*The request*.
Pull out every line of the records that contains the string "crossmark", matching its case exactly.

(Bounding box entries)
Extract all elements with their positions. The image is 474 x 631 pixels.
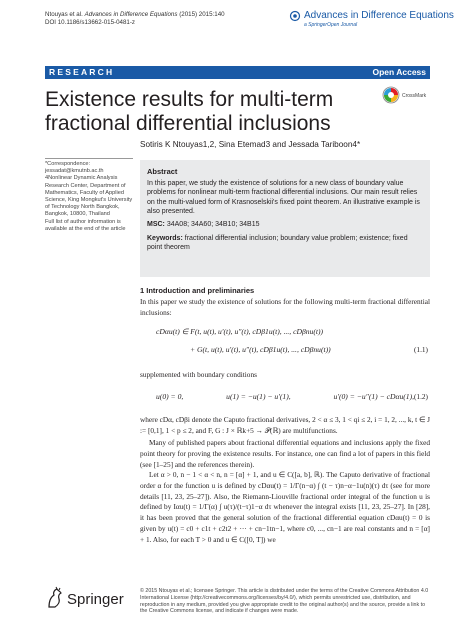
keywords-line [147, 234, 424, 253]
msc-codes: 34A08; 34A60; 34B10; 34B15 [166, 221, 260, 228]
publisher-name: Springer [67, 591, 124, 608]
crossmark-icon[interactable] [381, 84, 427, 110]
article-type-band [45, 66, 430, 79]
keywords-label: Keywords: [147, 235, 183, 242]
section-heading: 1 Introduction and preliminaries [140, 286, 255, 295]
authors: Sotiris K Ntouyas1,2, Sina Etemad3 and Jessada Tariboon4* [140, 140, 361, 149]
journal-logo[interactable] [290, 10, 454, 30]
running-header [45, 11, 225, 27]
equation-number: (1.2) [414, 392, 428, 401]
open-access-label: Open Access [372, 67, 426, 77]
author-info-note: Full list of author information is available at the end of the article [45, 218, 126, 232]
crossmark-label: CrossMark [402, 93, 427, 99]
msc-line [147, 220, 424, 229]
journal-logo-title: Advances in Difference Equations [304, 10, 454, 21]
correspondence-sidebar [45, 161, 135, 233]
boundary-condition: u(1) = −u(1) − u′(1), [226, 392, 291, 401]
equation-1-2 [156, 392, 414, 401]
equation-1-1-line-2: + G(t, u(t), u′(t), u″(t), cDβ1u(t), ..., cDβnu(t)) [190, 345, 331, 354]
journal-name: Advances in Difference Equations [84, 11, 178, 18]
boundary-condition: u′(0) = −u″(1) − cDαu(1), [333, 392, 414, 401]
equation-number: (1.1) [414, 345, 428, 354]
sidebar-divider [45, 158, 133, 159]
keywords: fractional differential inclusion; boundary value problem; existence; fixed point theorem [147, 235, 408, 252]
paragraph: where cDα, cDβi denote the Caputo fractional derivatives, 2 < α ≤ 3, 1 < qi ≤ 2, i = 1, 2, ..., k, t ∈ J := [0,1], 1 < p ≤ 2, and F, G : J × ℝk+5 → 𝒫(ℝ) are multifunctions. [140, 415, 430, 435]
citation-suffix: (2015) 2015:140 [179, 11, 225, 18]
paragraph: supplemented with boundary conditions [140, 370, 257, 379]
journal-logo-subtitle: a SpringerOpen Journal [304, 22, 358, 28]
article-type-label: RESEARCH [49, 67, 115, 77]
doi[interactable]: DOI 10.1186/s13662-015-0481-z [45, 19, 136, 26]
boundary-condition: u(0) = 0, [156, 392, 184, 401]
abstract-text: In this paper, we study the existence of solutions for a new class of boundary value problems for nonlinear multi-term fractional differential inclusions. Our main result relies on the multi-valued form of Krasnoselskii's fixed point theorem. An illustrative example is also presented. [147, 180, 420, 216]
abstract-box [140, 160, 430, 277]
springer-logo [45, 587, 131, 613]
paragraph: Many of published papers about fractional differential equations and inclusions apply the fixed point theory for proving the existence results. For instance, one can find a lot of papers in this field (see [1–25] and the references therein). [140, 438, 430, 469]
equation-1-1-line-1: cDαu(t) ∈ F(t, u(t), u′(t), u″(t), cDβ1u(t), ..., cDβnu(t)) [156, 327, 324, 336]
paragraph: Let α > 0, n − 1 < α < n, n = [α] + 1, and u ∈ C([a, b], ℝ). The Caputo derivative of fractional order α for the function u is defined by cDαu(t) = 1/Γ(n−α) ∫ (t − τ)n−α−1u(n)(τ) dτ (see for more details [11, 23, 25–27]). Also, the Riemann-Liouville fractional order integral of the function u is defined by Iαu(t) = 1/Γ(α) ∫ u(τ)/(t−τ)1−α dτ whenever the integral exists [11, 23, 25–27]. In [28], it has been proved that the general solution of the fractional differential equation cDαu(t) = 0 is given by u(t) = c0 + c1t + c2t2 + ··· + cn−1tn−1, where c0, ..., cn−1 are real constants and n = [α] + 1. Also, for each T > 0 and u ∈ C([0, T]) we [140, 470, 430, 544]
journal-mark-icon [290, 11, 300, 21]
affiliation: 4Nonlinear Dynamic Analysis Research Center, Department of Mathematics, Faculty of Applied Science, King Mongkut's University of Technology North Bangkok, Bangkok, 10800, Thailand [45, 175, 133, 218]
article-title: Existence results for multi-term fractional differential inclusions [45, 88, 334, 135]
correspondence-label: *Correspondence: [45, 161, 91, 167]
msc-label: MSC: [147, 221, 165, 228]
correspondence-email[interactable]: jessadat@kmutnb.ac.th [45, 168, 104, 175]
springer-horse-icon [45, 587, 65, 609]
license-statement: © 2015 Ntouyas et al.; licensee Springer. This article is distributed under the terms of the Creative Commons Attribution 4.0 International License (http://creativecommons.org/licenses/by/4.0/), which permits unrestricted use, distribution, and reproduction in any medium, provided you give appropriate credit to the original author(s) and the source, provide a link to the Creative Commons license, and indicate if changes were made. [140, 588, 429, 615]
paragraph: In this paper we study the existence of solutions for the following multi-term fractional differential inclusions: [140, 297, 430, 317]
abstract-heading: Abstract [147, 167, 178, 176]
citation-prefix: Ntouyas et al. [45, 11, 83, 18]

*Exercise result*.
crossmark-icon[interactable] [381, 84, 427, 110]
crossmark-label: CrossMark [402, 93, 427, 99]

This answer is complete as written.